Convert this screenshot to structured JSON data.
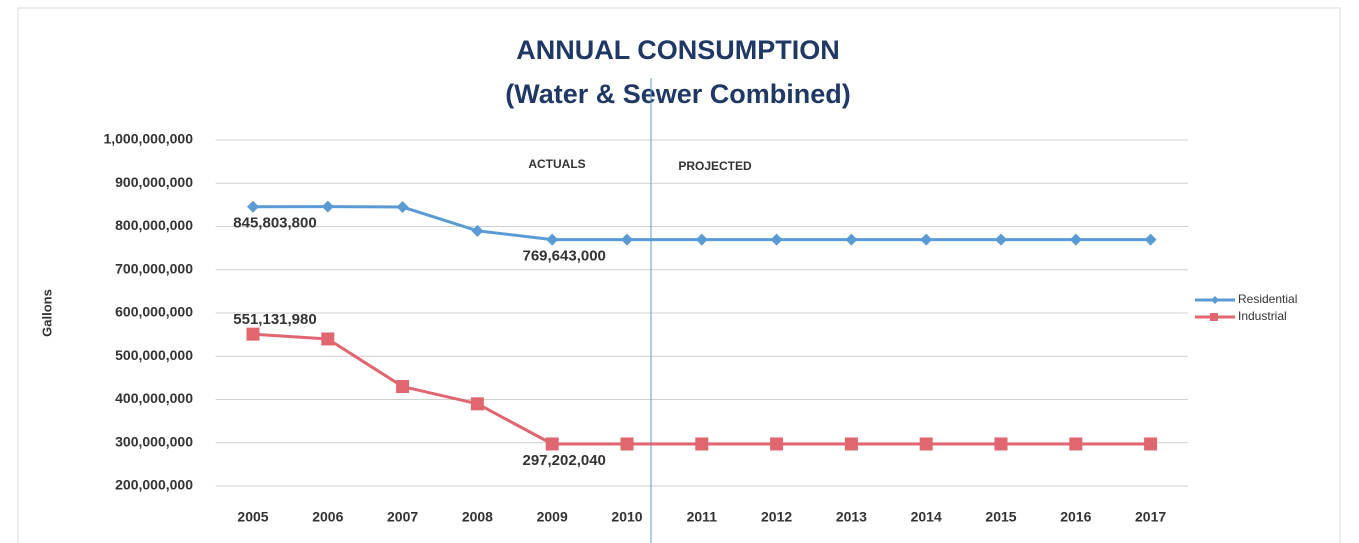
{
  "chart_data": {
    "type": "line",
    "title": "ANNUAL CONSUMPTION",
    "subtitle": "(Water & Sewer Combined)",
    "y_label": "Gallons",
    "annotations": [
      "ACTUALS",
      "PROJECTED"
    ],
    "categories": [
      "2005",
      "2006",
      "2007",
      "2008",
      "2009",
      "2010",
      "2011",
      "2012",
      "2013",
      "2014",
      "2015",
      "2016",
      "2017"
    ],
    "series": [
      {
        "name": "Residential",
        "color": "#5b9bd5",
        "marker": "diamond",
        "values": [
          845803800,
          846000000,
          845000000,
          790000000,
          769643000,
          769643000,
          769643000,
          769643000,
          769643000,
          769643000,
          769643000,
          769643000,
          769643000
        ],
        "value_labels": [
          "845,803,800",
          null,
          null,
          null,
          "769,643,000",
          null,
          null,
          null,
          null,
          null,
          null,
          null,
          null
        ]
      },
      {
        "name": "Industrial",
        "color": "#e06670",
        "marker": "square",
        "values": [
          551131980,
          540000000,
          430000000,
          390000000,
          297202040,
          297202040,
          297202040,
          297202040,
          297202040,
          297202040,
          297202040,
          297202040,
          297202040
        ],
        "value_labels": [
          "551,131,980",
          null,
          null,
          null,
          "297,202,040",
          null,
          null,
          null,
          null,
          null,
          null,
          null,
          null
        ]
      }
    ],
    "ylim": [
      200000000,
      1000000000
    ],
    "yticks": [
      {
        "value": 200000000,
        "label": "200,000,000"
      },
      {
        "value": 300000000,
        "label": "300,000,000"
      },
      {
        "value": 400000000,
        "label": "400,000,000"
      },
      {
        "value": 500000000,
        "label": "500,000,000"
      },
      {
        "value": 600000000,
        "label": "600,000,000"
      },
      {
        "value": 700000000,
        "label": "700,000,000"
      },
      {
        "value": 800000000,
        "label": "800,000,000"
      },
      {
        "value": 900000000,
        "label": "900,000,000"
      },
      {
        "value": 1000000000,
        "label": "1,000,000,000"
      }
    ],
    "grid": true,
    "legend": "right"
  }
}
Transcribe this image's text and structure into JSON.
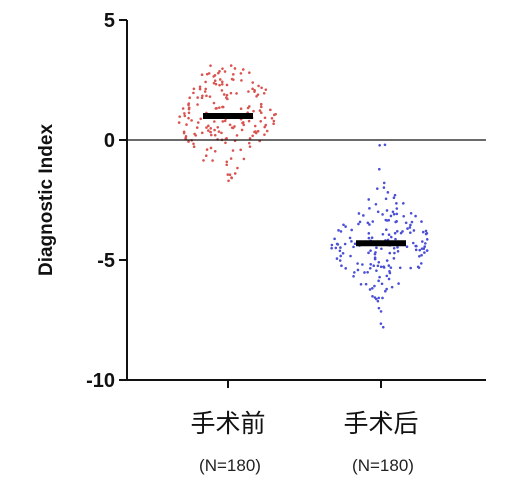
{
  "chart_data": {
    "type": "scatter",
    "title": "",
    "xlabel": "",
    "ylabel": "Diagnostic Index",
    "ylim": [
      -10,
      5
    ],
    "yticks": [
      5,
      0,
      -5,
      -10
    ],
    "grid": false,
    "reference_line_y": 0,
    "categories": [
      "手术前",
      "手术后"
    ],
    "sample_size_labels": [
      "(N=180)",
      "(N=180)"
    ],
    "series": [
      {
        "category": "手术前",
        "n": 180,
        "color": "#d9534f",
        "median": 1.0,
        "max": 3.1,
        "min": -1.7,
        "q1": 0.2,
        "q3": 1.8
      },
      {
        "category": "手术后",
        "n": 180,
        "color": "#4a4fd6",
        "median": -4.3,
        "max": -0.2,
        "min": -7.8,
        "q1": -5.0,
        "q3": -3.5
      }
    ],
    "median_line_color": "#000000"
  }
}
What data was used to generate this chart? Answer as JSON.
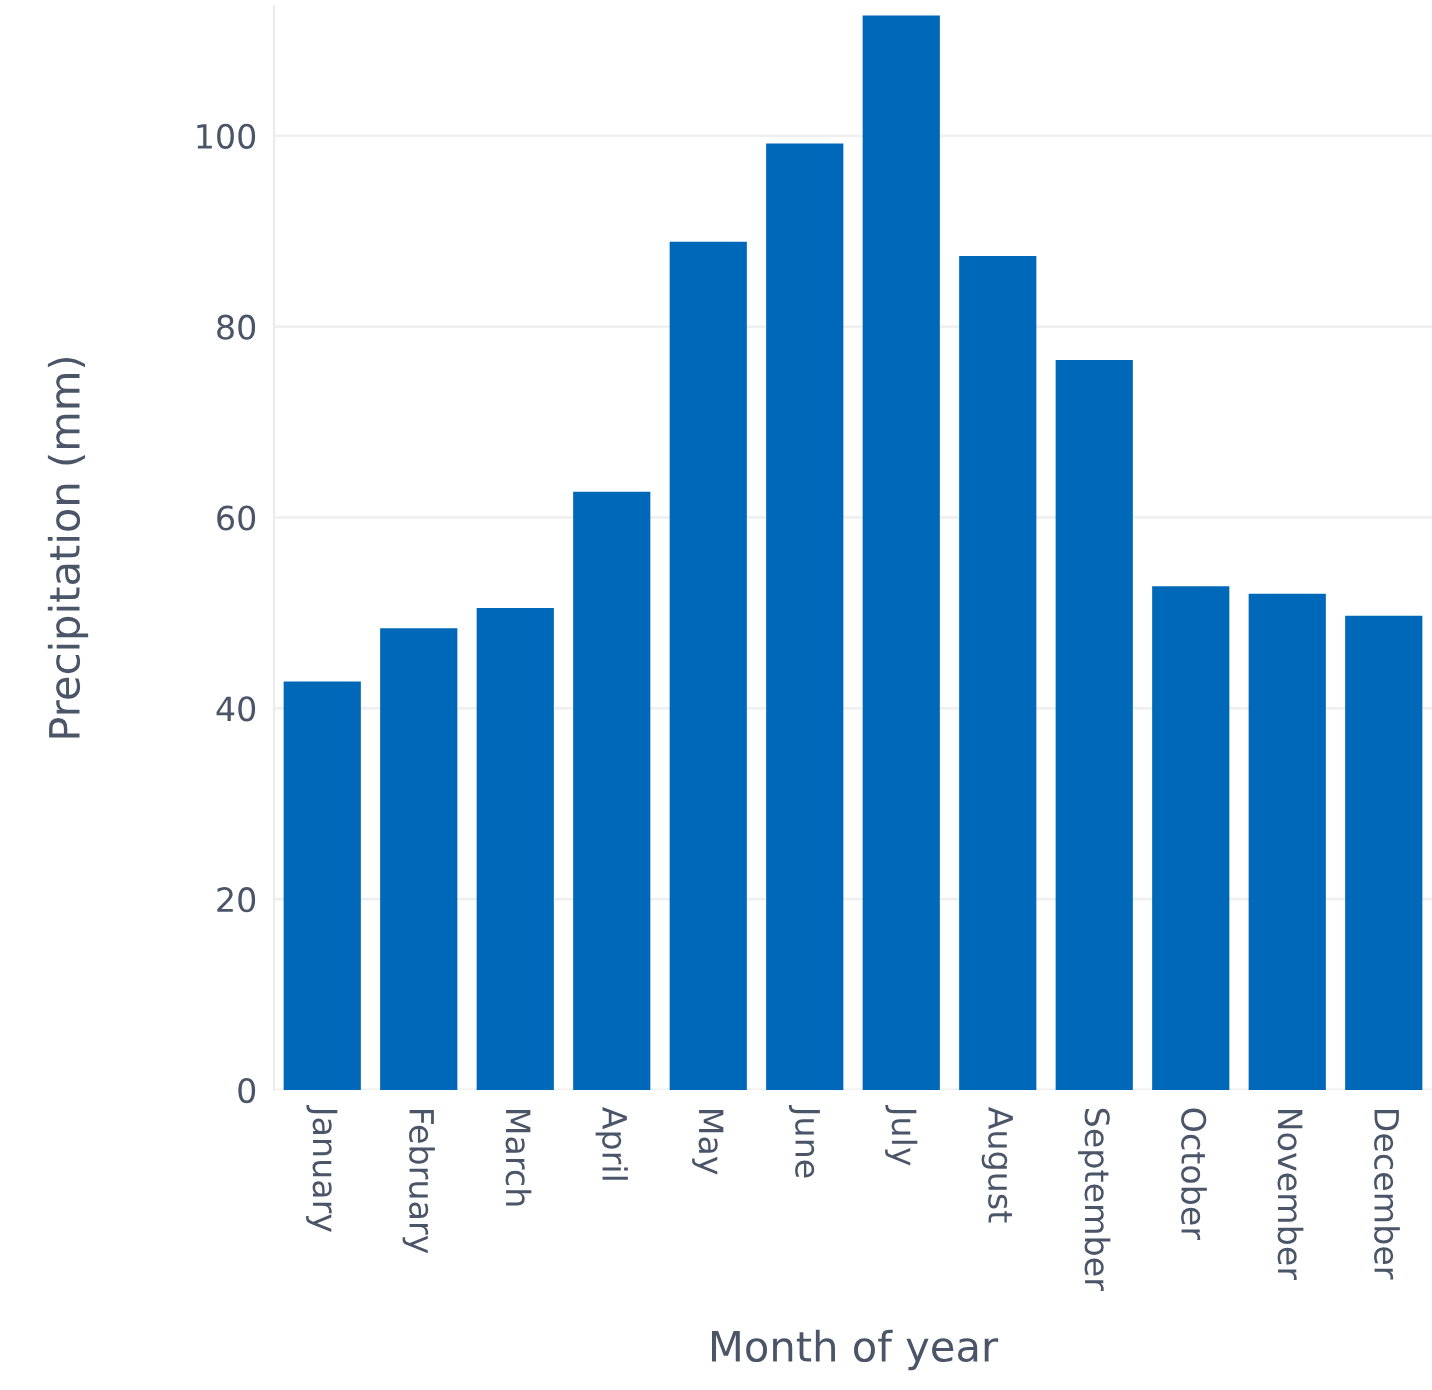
{
  "chart_data": {
    "type": "bar",
    "xlabel": "Month of year",
    "ylabel": "Precipitation (mm)",
    "categories": [
      "January",
      "February",
      "March",
      "April",
      "May",
      "June",
      "July",
      "August",
      "September",
      "October",
      "November",
      "December"
    ],
    "values": [
      42.8,
      48.4,
      50.5,
      62.7,
      88.9,
      99.2,
      112.6,
      87.4,
      76.5,
      52.8,
      52.0,
      49.7
    ],
    "color": "#0068b8",
    "ylim": [
      0,
      113.6
    ],
    "yticks": [
      0,
      20,
      40,
      60,
      80,
      100
    ],
    "grid": "y"
  }
}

******************************

WHAT IS REQUIRED: Using the records above, retype everything exactly except the pictures.

EXERCISE RESPONSE:
Convert this screenshot to structured JSON data.
{
  "chart_data": {
    "type": "line",
    "title": "ANNUAL CONSUMPTION",
    "subtitle": "(Water & Sewer Combined)",
    "y_label": "Gallons",
    "annotations": [
      "ACTUALS",
      "PROJECTED"
    ],
    "categories": [
      "2005",
      "2006",
      "2007",
      "2008",
      "2009",
      "2010",
      "2011",
      "2012",
      "2013",
      "2014",
      "2015",
      "2016",
      "2017"
    ],
    "series": [
      {
        "name": "Residential",
        "color": "#5b9bd5",
        "marker": "diamond",
        "values": [
          845803800,
          846000000,
          845000000,
          790000000,
          769643000,
          769643000,
          769643000,
          769643000,
          769643000,
          769643000,
          769643000,
          769643000,
          769643000
        ],
        "value_labels": [
          "845,803,800",
          null,
          null,
          null,
          "769,643,000",
          null,
          null,
          null,
          null,
          null,
          null,
          null,
          null
        ]
      },
      {
        "name": "Industrial",
        "color": "#e06670",
        "marker": "square",
        "values": [
          551131980,
          540000000,
          430000000,
          390000000,
          297202040,
          297202040,
          297202040,
          297202040,
          297202040,
          297202040,
          297202040,
          297202040,
          297202040
        ],
        "value_labels": [
          "551,131,980",
          null,
          null,
          null,
          "297,202,040",
          null,
          null,
          null,
          null,
          null,
          null,
          null,
          null
        ]
      }
    ],
    "ylim": [
      200000000,
      1000000000
    ],
    "yticks": [
      {
        "value": 200000000,
        "label": "200,000,000"
      },
      {
        "value": 300000000,
        "label": "300,000,000"
      },
      {
        "value": 400000000,
        "label": "400,000,000"
      },
      {
        "value": 500000000,
        "label": "500,000,000"
      },
      {
        "value": 600000000,
        "label": "600,000,000"
      },
      {
        "value": 700000000,
        "label": "700,000,000"
      },
      {
        "value": 800000000,
        "label": "800,000,000"
      },
      {
        "value": 900000000,
        "label": "900,000,000"
      },
      {
        "value": 1000000000,
        "label": "1,000,000,000"
      }
    ],
    "grid": true,
    "legend": "right"
  }
}
Transcribe this image's text and structure into JSON.
{
  "chart_data": {
    "type": "scatter",
    "title": "",
    "xlabel": "",
    "ylabel": "Diagnostic Index",
    "ylim": [
      -10,
      5
    ],
    "yticks": [
      5,
      0,
      -5,
      -10
    ],
    "grid": false,
    "reference_line_y": 0,
    "categories": [
      "手术前",
      "手术后"
    ],
    "sample_size_labels": [
      "(N=180)",
      "(N=180)"
    ],
    "series": [
      {
        "category": "手术前",
        "n": 180,
        "color": "#d9534f",
        "median": 1.0,
        "max": 3.1,
        "min": -1.7,
        "q1": 0.2,
        "q3": 1.8
      },
      {
        "category": "手术后",
        "n": 180,
        "color": "#4a4fd6",
        "median": -4.3,
        "max": -0.2,
        "min": -7.8,
        "q1": -5.0,
        "q3": -3.5
      }
    ],
    "median_line_color": "#000000"
  }
}
What data was used to generate this chart? Answer as JSON.
{
  "chart_data": {
    "type": "bar",
    "xlabel": "Month of year",
    "ylabel": "Precipitation (mm)",
    "categories": [
      "January",
      "February",
      "March",
      "April",
      "May",
      "June",
      "July",
      "August",
      "September",
      "October",
      "November",
      "December"
    ],
    "values": [
      42.8,
      48.4,
      50.5,
      62.7,
      88.9,
      99.2,
      112.6,
      87.4,
      76.5,
      52.8,
      52.0,
      49.7
    ],
    "color": "#0068b8",
    "ylim": [
      0,
      113.6
    ],
    "yticks": [
      0,
      20,
      40,
      60,
      80,
      100
    ],
    "grid": "y"
  }
}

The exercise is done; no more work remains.